■ Challenge ■
Output all records precisely as written.

######

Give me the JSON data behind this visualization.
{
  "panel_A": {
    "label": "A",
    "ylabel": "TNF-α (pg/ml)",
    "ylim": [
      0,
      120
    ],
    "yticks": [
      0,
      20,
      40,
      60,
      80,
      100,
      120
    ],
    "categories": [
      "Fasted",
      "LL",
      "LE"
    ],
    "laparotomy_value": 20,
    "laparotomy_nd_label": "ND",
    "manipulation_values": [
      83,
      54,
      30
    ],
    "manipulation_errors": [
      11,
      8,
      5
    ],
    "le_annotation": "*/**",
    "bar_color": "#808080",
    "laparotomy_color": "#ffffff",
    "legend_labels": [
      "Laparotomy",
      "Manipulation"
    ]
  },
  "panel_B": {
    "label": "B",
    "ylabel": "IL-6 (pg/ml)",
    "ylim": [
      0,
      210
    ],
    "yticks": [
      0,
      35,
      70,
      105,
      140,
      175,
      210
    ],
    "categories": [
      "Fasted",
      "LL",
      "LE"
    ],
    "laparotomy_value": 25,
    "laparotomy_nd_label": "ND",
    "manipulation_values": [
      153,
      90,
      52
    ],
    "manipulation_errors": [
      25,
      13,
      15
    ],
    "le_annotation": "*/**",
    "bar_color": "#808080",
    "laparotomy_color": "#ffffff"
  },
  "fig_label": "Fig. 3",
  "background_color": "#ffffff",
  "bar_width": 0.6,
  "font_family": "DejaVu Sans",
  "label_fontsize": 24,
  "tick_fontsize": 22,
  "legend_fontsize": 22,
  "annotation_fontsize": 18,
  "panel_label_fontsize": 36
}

######

■ Complete answer ■
Give me the JSON data behind this visualization.
{
  "panel_A": {
    "label": "A",
    "ylabel": "TNF-α (pg/ml)",
    "ylim": [
      0,
      120
    ],
    "yticks": [
      0,
      20,
      40,
      60,
      80,
      100,
      120
    ],
    "categories": [
      "Fasted",
      "LL",
      "LE"
    ],
    "laparotomy_value": 20,
    "laparotomy_nd_label": "ND",
    "manipulation_values": [
      83,
      54,
      30
    ],
    "manipulation_errors": [
      11,
      8,
      5
    ],
    "le_annotation": "*/**",
    "bar_color": "#808080",
    "laparotomy_color": "#ffffff",
    "legend_labels": [
      "Laparotomy",
      "Manipulation"
    ]
  },
  "panel_B": {
    "label": "B",
    "ylabel": "IL-6 (pg/ml)",
    "ylim": [
      0,
      210
    ],
    "yticks": [
      0,
      35,
      70,
      105,
      140,
      175,
      210
    ],
    "categories": [
      "Fasted",
      "LL",
      "LE"
    ],
    "laparotomy_value": 25,
    "laparotomy_nd_label": "ND",
    "manipulation_values": [
      153,
      90,
      52
    ],
    "manipulation_errors": [
      25,
      13,
      15
    ],
    "le_annotation": "*/**",
    "bar_color": "#808080",
    "laparotomy_color": "#ffffff"
  },
  "fig_label": "Fig. 3",
  "background_color": "#ffffff",
  "bar_width": 0.6,
  "font_family": "DejaVu Sans",
  "label_fontsize": 24,
  "tick_fontsize": 22,
  "legend_fontsize": 22,
  "annotation_fontsize": 18,
  "panel_label_fontsize": 36
}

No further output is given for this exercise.